▶ Data for processing
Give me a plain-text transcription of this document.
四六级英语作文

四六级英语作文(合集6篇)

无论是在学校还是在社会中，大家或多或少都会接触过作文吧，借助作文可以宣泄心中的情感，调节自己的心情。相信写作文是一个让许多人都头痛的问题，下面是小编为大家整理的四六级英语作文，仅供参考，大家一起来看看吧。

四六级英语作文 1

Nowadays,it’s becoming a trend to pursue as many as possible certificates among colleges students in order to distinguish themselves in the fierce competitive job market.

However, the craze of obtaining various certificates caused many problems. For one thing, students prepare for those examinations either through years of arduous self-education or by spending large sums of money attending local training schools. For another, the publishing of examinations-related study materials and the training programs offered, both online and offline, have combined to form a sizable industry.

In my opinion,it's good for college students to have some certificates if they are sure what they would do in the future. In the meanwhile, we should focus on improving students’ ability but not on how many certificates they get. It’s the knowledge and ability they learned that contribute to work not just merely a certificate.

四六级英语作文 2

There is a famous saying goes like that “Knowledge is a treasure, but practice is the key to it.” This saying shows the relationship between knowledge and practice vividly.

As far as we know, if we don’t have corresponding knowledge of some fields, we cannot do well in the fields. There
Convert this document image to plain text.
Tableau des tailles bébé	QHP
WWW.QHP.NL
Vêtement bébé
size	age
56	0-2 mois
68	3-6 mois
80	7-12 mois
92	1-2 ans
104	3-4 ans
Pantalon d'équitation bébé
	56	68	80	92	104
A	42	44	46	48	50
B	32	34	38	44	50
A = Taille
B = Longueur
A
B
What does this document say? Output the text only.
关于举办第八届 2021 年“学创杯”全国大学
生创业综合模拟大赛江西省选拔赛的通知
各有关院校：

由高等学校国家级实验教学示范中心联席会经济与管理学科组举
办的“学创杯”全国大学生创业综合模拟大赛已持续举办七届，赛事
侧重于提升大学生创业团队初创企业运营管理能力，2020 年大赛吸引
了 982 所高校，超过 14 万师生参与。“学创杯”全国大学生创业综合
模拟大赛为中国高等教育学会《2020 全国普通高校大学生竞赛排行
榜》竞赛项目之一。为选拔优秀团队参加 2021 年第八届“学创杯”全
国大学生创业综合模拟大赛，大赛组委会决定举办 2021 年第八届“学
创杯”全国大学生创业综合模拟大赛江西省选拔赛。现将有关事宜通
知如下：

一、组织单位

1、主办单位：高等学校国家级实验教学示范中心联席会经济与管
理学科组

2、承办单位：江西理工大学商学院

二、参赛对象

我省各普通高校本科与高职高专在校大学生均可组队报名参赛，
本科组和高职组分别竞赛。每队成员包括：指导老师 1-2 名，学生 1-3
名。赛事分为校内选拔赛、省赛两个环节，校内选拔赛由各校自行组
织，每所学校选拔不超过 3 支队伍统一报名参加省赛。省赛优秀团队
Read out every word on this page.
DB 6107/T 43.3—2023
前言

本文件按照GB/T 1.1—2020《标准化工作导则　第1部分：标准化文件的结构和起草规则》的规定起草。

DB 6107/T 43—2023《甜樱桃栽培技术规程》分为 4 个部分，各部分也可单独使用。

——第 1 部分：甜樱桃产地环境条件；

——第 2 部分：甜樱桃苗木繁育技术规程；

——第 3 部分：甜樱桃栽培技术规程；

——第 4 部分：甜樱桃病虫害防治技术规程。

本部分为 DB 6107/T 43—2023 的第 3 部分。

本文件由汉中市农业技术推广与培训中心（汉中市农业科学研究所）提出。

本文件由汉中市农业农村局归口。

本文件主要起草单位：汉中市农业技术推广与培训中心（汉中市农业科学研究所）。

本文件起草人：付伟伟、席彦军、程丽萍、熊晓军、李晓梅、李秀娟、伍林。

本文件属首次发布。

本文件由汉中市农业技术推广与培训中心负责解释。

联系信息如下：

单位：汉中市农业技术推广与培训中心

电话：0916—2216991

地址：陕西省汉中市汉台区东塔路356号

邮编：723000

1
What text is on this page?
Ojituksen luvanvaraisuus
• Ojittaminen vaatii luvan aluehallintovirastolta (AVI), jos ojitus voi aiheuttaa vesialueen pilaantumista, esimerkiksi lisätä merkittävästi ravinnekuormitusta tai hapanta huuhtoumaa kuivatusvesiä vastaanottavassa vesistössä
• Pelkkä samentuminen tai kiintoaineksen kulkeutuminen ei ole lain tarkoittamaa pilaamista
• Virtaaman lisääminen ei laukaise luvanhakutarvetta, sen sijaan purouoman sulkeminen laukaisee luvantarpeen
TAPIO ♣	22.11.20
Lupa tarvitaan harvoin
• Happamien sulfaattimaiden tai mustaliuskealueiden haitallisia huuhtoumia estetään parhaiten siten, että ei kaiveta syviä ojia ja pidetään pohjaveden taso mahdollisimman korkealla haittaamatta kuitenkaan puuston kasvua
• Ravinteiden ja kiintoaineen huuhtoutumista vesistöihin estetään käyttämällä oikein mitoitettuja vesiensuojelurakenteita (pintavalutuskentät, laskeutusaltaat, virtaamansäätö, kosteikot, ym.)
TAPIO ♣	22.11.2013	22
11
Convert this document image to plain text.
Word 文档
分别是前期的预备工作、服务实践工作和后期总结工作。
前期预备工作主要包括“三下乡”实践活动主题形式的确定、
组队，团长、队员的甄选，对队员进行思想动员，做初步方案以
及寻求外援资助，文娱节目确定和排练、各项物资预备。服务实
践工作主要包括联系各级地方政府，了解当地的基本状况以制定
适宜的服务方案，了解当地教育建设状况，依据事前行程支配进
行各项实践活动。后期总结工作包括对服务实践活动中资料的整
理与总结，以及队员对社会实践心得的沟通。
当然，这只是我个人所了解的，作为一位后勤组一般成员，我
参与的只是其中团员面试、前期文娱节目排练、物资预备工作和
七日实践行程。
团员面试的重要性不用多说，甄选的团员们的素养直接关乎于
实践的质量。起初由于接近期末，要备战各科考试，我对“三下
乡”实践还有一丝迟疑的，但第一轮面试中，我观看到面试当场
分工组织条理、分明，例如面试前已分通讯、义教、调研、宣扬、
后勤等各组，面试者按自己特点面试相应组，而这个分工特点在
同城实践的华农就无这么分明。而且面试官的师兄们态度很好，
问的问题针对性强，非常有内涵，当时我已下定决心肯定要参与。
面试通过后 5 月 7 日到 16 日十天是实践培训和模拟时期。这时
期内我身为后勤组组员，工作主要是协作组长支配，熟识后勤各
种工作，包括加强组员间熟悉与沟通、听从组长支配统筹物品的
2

▶ Your objective
Each entry is to be returned in full, character for character.

▶ Answer to this exercise
Give me a plain-text transcription of this document.
四六级英语作文

四六级英语作文(合集6篇)

无论是在学校还是在社会中，大家或多或少都会接触过作文吧，借助作文可以宣泄心中的情感，调节自己的心情。相信写作文是一个让许多人都头痛的问题，下面是小编为大家整理的四六级英语作文，仅供参考，大家一起来看看吧。

四六级英语作文 1

Nowadays,it’s becoming a trend to pursue as many as possible certificates among colleges students in order to distinguish themselves in the fierce competitive job market.

However, the craze of obtaining various certificates caused many problems. For one thing, students prepare for those examinations either through years of arduous self-education or by spending large sums of money attending local training schools. For another, the publishing of examinations-related study materials and the training programs offered, both online and offline, have combined to form a sizable industry.

In my opinion,it's good for college students to have some certificates if they are sure what they would do in the future. In the meanwhile, we should focus on improving students’ ability but not on how many certificates they get. It’s the knowledge and ability they learned that contribute to work not just merely a certificate.

四六级英语作文 2

There is a famous saying goes like that “Knowledge is a treasure, but practice is the key to it.” This saying shows the relationship between knowledge and practice vividly.

As far as we know, if we don’t have corresponding knowledge of some fields, we cannot do well in the fields. There
Convert this document image to plain text.
Tableau des tailles bébé	QHP
WWW.QHP.NL
Vêtement bébé
size	age
56	0-2 mois
68	3-6 mois
80	7-12 mois
92	1-2 ans
104	3-4 ans
Pantalon d'équitation bébé
	56	68	80	92	104
A	42	44	46	48	50
B	32	34	38	44	50
A = Taille
B = Longueur
A
B
What does this document say? Output the text only.
关于举办第八届 2021 年“学创杯”全国大学
生创业综合模拟大赛江西省选拔赛的通知
各有关院校：

由高等学校国家级实验教学示范中心联席会经济与管理学科组举
办的“学创杯”全国大学生创业综合模拟大赛已持续举办七届，赛事
侧重于提升大学生创业团队初创企业运营管理能力，2020 年大赛吸引
了 982 所高校，超过 14 万师生参与。“学创杯”全国大学生创业综合
模拟大赛为中国高等教育学会《2020 全国普通高校大学生竞赛排行
榜》竞赛项目之一。为选拔优秀团队参加 2021 年第八届“学创杯”全
国大学生创业综合模拟大赛，大赛组委会决定举办 2021 年第八届“学
创杯”全国大学生创业综合模拟大赛江西省选拔赛。现将有关事宜通
知如下：

一、组织单位

1、主办单位：高等学校国家级实验教学示范中心联席会经济与管
理学科组

2、承办单位：江西理工大学商学院

二、参赛对象

我省各普通高校本科与高职高专在校大学生均可组队报名参赛，
本科组和高职组分别竞赛。每队成员包括：指导老师 1-2 名，学生 1-3
名。赛事分为校内选拔赛、省赛两个环节，校内选拔赛由各校自行组
织，每所学校选拔不超过 3 支队伍统一报名参加省赛。省赛优秀团队
Read out every word on this page.
DB 6107/T 43.3—2023
前言

本文件按照GB/T 1.1—2020《标准化工作导则　第1部分：标准化文件的结构和起草规则》的规定起草。

DB 6107/T 43—2023《甜樱桃栽培技术规程》分为 4 个部分，各部分也可单独使用。

——第 1 部分：甜樱桃产地环境条件；

——第 2 部分：甜樱桃苗木繁育技术规程；

——第 3 部分：甜樱桃栽培技术规程；

——第 4 部分：甜樱桃病虫害防治技术规程。

本部分为 DB 6107/T 43—2023 的第 3 部分。

本文件由汉中市农业技术推广与培训中心（汉中市农业科学研究所）提出。

本文件由汉中市农业农村局归口。

本文件主要起草单位：汉中市农业技术推广与培训中心（汉中市农业科学研究所）。

本文件起草人：付伟伟、席彦军、程丽萍、熊晓军、李晓梅、李秀娟、伍林。

本文件属首次发布。

本文件由汉中市农业技术推广与培训中心负责解释。

联系信息如下：

单位：汉中市农业技术推广与培训中心

电话：0916—2216991

地址：陕西省汉中市汉台区东塔路356号

邮编：723000

1
What text is on this page?
Ojituksen luvanvaraisuus
• Ojittaminen vaatii luvan aluehallintovirastolta (AVI), jos ojitus voi aiheuttaa vesialueen pilaantumista, esimerkiksi lisätä merkittävästi ravinnekuormitusta tai hapanta huuhtoumaa kuivatusvesiä vastaanottavassa vesistössä
• Pelkkä samentuminen tai kiintoaineksen kulkeutuminen ei ole lain tarkoittamaa pilaamista
• Virtaaman lisääminen ei laukaise luvanhakutarvetta, sen sijaan purouoman sulkeminen laukaisee luvantarpeen
TAPIO ♣	22.11.20
Lupa tarvitaan harvoin
• Happamien sulfaattimaiden tai mustaliuskealueiden haitallisia huuhtoumia estetään parhaiten siten, että ei kaiveta syviä ojia ja pidetään pohjaveden taso mahdollisimman korkealla haittaamatta kuitenkaan puuston kasvua
• Ravinteiden ja kiintoaineen huuhtoutumista vesistöihin estetään käyttämällä oikein mitoitettuja vesiensuojelurakenteita (pintavalutuskentät, laskeutusaltaat, virtaamansäätö, kosteikot, ym.)
TAPIO ♣	22.11.2013	22
11
Convert this document image to plain text.
Word 文档
分别是前期的预备工作、服务实践工作和后期总结工作。
前期预备工作主要包括“三下乡”实践活动主题形式的确定、
组队，团长、队员的甄选，对队员进行思想动员，做初步方案以
及寻求外援资助，文娱节目确定和排练、各项物资预备。服务实
践工作主要包括联系各级地方政府，了解当地的基本状况以制定
适宜的服务方案，了解当地教育建设状况，依据事前行程支配进
行各项实践活动。后期总结工作包括对服务实践活动中资料的整
理与总结，以及队员对社会实践心得的沟通。
当然，这只是我个人所了解的，作为一位后勤组一般成员，我
参与的只是其中团员面试、前期文娱节目排练、物资预备工作和
七日实践行程。
团员面试的重要性不用多说，甄选的团员们的素养直接关乎于
实践的质量。起初由于接近期末，要备战各科考试，我对“三下
乡”实践还有一丝迟疑的，但第一轮面试中，我观看到面试当场
分工组织条理、分明，例如面试前已分通讯、义教、调研、宣扬、
后勤等各组，面试者按自己特点面试相应组，而这个分工特点在
同城实践的华农就无这么分明。而且面试官的师兄们态度很好，
问的问题针对性强，非常有内涵，当时我已下定决心肯定要参与。
面试通过后 5 月 7 日到 16 日十天是实践培训和模拟时期。这时
期内我身为后勤组组员，工作主要是协作组长支配，熟识后勤各
种工作，包括加强组员间熟悉与沟通、听从组长支配统筹物品的
2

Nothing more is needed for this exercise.